Given instruction 1:
According to the circuit analysis question, how many loops does the circuit have?

Source passage:
+ + +
Solving system of three equations in three unknowns for electric circuit analysis problem My electrical engineering circuit analysis textbook presents the following problem:

Find the currents and voltages in the circuit shown in Fig. 2.28.

Answer: $v_1 = 6 \ \text{V}$, $v_2 = 4 \ \text{V}$, $v_3 = 10 \ \text{V}$, $i_1 = 3 \ \text{A}$, $i_2 = 500 \ \text{mA}$, $i_3 = 2.5 \ \text{A}$

For those that are interested, I will begin by giving the circuit analysis explanation of what is going on. We have two loops here. For the first loop, we have $-10 \ \text{V} + 2i_1 + 8i_2 = 0$. For the second loop, we have $4i_3 - 6 \ \text{V} - 8i_2 = 0$, where I have $8i_2$ by Ohm's law instead of $-8i_2$, because the current $i_2$ is actually going from + to - for the $8 \ \Omega$ resistor (and despite this being counter to the clockwise direction of the loop, my understanding is that this results in a positive current for the purpose of the Ohm's law calculation). Finally, if we designate the top middle node, then we have that $i_1 - i_2 - i_3 = 0$.
+ + +
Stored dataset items
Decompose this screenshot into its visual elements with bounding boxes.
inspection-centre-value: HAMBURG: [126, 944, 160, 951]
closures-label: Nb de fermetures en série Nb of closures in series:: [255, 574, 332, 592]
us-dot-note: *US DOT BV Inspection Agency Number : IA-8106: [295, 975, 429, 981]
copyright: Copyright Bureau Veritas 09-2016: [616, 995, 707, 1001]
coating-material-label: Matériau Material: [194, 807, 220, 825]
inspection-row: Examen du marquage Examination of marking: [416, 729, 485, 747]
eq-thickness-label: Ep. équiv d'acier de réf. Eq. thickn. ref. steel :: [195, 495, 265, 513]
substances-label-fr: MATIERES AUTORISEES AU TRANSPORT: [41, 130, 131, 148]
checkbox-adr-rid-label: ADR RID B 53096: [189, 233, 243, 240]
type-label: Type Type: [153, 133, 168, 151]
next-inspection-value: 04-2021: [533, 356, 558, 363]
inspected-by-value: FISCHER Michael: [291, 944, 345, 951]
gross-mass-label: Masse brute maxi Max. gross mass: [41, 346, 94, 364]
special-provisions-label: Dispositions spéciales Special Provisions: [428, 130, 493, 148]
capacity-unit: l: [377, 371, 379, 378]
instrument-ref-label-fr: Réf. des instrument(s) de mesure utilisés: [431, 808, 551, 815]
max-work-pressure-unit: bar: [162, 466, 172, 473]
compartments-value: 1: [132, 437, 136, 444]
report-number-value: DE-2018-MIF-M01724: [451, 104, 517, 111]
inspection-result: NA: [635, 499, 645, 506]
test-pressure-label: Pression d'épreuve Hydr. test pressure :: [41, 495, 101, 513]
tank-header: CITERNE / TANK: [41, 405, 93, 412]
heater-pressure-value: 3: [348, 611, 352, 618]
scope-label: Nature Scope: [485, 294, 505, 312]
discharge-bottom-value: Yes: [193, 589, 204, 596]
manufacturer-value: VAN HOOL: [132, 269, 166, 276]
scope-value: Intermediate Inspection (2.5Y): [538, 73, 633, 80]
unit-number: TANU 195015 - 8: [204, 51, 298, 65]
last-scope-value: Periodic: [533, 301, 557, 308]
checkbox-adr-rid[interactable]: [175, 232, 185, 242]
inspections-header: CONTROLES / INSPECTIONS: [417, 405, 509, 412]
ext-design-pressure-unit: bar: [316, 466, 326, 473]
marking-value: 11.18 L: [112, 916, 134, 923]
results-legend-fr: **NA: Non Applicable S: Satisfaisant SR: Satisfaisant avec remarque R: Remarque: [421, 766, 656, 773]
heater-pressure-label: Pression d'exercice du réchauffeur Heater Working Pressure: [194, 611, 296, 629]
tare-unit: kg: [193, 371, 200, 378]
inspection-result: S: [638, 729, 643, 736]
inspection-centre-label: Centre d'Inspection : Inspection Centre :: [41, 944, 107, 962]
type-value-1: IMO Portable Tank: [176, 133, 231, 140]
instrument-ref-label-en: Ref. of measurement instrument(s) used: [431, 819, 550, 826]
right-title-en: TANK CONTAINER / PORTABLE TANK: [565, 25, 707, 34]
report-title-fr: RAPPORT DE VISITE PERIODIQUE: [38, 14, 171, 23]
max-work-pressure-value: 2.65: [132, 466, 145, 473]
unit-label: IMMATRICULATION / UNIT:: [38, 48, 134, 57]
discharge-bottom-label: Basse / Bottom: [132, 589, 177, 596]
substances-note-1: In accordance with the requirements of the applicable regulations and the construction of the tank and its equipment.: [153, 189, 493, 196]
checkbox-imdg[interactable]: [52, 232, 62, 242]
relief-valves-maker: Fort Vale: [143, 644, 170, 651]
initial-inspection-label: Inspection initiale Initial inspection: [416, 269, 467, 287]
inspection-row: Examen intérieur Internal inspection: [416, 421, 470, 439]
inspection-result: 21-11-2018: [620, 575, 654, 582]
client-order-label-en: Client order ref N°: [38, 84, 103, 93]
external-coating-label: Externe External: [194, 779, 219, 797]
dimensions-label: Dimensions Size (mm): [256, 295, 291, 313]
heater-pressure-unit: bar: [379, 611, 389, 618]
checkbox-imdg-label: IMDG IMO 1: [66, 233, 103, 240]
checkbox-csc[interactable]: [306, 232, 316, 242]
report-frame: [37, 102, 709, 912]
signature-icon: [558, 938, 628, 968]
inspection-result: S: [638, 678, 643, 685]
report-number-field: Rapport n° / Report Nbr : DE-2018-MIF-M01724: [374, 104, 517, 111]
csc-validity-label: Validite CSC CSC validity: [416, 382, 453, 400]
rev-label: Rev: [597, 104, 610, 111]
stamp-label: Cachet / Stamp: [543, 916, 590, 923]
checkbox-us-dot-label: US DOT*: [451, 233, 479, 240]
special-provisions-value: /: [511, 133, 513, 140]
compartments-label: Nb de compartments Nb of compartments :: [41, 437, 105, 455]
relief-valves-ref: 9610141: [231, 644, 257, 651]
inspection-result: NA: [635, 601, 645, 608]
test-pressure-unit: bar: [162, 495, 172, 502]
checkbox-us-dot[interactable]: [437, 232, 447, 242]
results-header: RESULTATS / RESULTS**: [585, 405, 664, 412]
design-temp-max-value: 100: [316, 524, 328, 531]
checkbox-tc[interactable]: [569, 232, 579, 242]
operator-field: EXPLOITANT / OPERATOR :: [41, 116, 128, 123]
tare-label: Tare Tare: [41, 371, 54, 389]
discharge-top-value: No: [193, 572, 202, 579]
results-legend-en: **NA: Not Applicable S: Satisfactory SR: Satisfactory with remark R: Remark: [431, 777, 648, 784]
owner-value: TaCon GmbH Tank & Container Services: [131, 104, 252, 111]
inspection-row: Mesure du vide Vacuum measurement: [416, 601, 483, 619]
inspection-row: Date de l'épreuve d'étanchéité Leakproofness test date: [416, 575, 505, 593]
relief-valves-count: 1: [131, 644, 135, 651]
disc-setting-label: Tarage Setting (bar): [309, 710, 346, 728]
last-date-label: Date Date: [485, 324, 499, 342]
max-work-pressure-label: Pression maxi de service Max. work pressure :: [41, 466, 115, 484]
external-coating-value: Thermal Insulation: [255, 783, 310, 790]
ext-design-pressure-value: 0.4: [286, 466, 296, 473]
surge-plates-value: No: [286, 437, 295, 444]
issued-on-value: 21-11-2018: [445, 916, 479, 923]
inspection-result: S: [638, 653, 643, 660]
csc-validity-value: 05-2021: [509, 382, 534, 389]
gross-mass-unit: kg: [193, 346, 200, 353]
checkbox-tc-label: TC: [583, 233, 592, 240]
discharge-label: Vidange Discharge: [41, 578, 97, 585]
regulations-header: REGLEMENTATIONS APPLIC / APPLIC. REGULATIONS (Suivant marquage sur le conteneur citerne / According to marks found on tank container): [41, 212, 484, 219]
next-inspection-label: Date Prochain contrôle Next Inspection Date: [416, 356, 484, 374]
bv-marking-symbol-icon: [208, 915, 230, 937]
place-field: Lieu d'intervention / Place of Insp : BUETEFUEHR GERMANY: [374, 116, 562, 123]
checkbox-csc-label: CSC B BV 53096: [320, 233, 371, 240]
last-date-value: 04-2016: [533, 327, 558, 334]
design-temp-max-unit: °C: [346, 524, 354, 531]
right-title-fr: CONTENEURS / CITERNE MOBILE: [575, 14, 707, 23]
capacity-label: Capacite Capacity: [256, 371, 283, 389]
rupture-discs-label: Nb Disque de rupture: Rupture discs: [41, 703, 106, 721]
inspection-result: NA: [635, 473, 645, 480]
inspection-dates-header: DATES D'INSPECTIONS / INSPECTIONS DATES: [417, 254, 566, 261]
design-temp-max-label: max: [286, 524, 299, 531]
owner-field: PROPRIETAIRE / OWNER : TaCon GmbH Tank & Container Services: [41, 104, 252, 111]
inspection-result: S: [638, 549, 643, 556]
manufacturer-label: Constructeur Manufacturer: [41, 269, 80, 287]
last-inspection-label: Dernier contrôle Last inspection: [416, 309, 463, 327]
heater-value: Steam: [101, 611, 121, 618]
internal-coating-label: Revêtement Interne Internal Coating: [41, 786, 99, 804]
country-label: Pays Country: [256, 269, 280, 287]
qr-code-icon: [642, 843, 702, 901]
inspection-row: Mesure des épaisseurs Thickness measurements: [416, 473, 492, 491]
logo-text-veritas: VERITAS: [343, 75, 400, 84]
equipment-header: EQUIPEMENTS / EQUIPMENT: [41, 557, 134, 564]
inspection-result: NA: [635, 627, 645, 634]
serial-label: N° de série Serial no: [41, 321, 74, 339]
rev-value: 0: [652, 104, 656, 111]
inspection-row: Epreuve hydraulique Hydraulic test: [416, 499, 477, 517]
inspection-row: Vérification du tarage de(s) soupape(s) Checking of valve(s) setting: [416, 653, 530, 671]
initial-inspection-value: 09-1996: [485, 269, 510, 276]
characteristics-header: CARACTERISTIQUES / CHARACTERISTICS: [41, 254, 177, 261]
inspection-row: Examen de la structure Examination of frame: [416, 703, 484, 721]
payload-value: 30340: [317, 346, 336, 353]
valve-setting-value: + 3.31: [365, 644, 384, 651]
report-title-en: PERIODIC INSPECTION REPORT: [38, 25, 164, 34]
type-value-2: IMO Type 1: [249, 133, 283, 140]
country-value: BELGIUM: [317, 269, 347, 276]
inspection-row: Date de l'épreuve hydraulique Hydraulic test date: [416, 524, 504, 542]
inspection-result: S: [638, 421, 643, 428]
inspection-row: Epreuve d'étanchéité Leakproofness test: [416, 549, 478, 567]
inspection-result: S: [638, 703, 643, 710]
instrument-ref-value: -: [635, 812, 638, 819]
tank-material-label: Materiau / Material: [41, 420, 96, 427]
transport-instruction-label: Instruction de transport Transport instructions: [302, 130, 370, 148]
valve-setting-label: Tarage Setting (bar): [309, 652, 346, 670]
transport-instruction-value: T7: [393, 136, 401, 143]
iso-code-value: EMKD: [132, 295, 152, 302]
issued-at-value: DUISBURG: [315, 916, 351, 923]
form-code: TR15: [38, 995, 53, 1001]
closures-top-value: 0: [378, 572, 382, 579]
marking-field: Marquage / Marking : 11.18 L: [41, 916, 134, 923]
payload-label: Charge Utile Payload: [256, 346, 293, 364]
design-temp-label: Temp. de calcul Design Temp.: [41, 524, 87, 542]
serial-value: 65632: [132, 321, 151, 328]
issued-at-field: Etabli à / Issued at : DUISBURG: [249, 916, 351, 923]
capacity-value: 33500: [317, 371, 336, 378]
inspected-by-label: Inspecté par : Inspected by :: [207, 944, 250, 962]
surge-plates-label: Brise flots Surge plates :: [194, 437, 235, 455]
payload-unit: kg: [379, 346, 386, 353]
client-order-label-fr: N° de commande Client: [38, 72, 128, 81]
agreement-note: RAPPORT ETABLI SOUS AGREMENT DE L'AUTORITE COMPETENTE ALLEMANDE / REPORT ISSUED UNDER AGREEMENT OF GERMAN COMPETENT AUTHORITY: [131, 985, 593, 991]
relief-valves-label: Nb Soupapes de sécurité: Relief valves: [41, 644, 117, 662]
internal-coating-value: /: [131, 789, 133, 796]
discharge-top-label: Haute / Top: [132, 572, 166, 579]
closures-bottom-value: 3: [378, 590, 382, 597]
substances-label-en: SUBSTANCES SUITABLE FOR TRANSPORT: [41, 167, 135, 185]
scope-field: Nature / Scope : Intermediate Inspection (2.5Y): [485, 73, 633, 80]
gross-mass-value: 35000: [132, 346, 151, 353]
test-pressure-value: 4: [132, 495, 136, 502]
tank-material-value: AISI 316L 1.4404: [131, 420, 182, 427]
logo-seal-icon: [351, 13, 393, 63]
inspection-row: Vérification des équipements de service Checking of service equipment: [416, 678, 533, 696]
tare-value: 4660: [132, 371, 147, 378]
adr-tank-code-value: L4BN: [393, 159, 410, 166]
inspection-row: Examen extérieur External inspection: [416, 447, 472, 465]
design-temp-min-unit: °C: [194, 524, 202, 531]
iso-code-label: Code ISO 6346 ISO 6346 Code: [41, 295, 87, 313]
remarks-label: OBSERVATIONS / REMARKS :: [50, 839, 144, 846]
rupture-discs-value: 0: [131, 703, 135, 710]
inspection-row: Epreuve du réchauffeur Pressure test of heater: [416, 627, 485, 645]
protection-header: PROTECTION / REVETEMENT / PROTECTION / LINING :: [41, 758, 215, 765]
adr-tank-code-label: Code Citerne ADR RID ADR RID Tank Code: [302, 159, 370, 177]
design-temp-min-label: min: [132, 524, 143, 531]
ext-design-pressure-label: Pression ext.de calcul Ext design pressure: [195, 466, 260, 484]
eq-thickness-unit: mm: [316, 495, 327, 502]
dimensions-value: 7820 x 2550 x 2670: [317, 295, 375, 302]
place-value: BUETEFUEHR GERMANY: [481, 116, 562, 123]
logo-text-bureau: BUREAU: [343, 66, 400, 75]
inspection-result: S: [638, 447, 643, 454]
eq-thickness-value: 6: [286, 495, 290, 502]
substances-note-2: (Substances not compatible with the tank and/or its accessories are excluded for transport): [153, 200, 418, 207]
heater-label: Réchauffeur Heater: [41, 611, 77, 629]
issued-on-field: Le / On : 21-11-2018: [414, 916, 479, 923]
+ + +
Given instruction 2:
Please turn the records, from their first line up to and including the line with "gross-mass-label: Masse brute", into a Markdown table with the columns Row and Record line, and leave out any blank lines.

Right answer 1:
Two loops.

Right answer 2:
| Row | Record line |
|---|---|
| 1 | Decompose this screenshot into its visual elements with bounding boxes. |
| 2 | inspection-centre-value: HAMBURG: [126, 944, 160, 951] |
| 3 | closures-label: Nb de fermetures en série Nb of closures in series:: [255, 574, 332, 592] |
| 4 | us-dot-note: *US DOT BV Inspection Agency Number : IA-8106: [295, 975, 429, 981] |
| 5 | copyright: Copyright Bureau Veritas 09-2016: [616, 995, 707, 1001] |
| 6 | coating-material-label: Matériau Material: [194, 807, 220, 825] |
| 7 | inspection-row: Examen du marquage Examination of marking: [416, 729, 485, 747] |
| 8 | eq-thickness-label: Ep. équiv d'acier de réf. Eq. thickn. ref. steel :: [195, 495, 265, 513] |
| 9 | substances-label-fr: MATIERES AUTORISEES AU TRANSPORT: [41, 130, 131, 148] |
| 10 | checkbox-adr-rid-label: ADR RID B 53096: [189, 233, 243, 240] |
| 11 | type-label: Type Type: [153, 133, 168, 151] |
| 12 | next-inspection-value: 04-2021: [533, 356, 558, 363] |
| 13 | inspected-by-value: FISCHER Michael: [291, 944, 345, 951] |
| 14 | gross-mass-label: Masse brute maxi Max. gross mass: [41, 346, 94, 364] |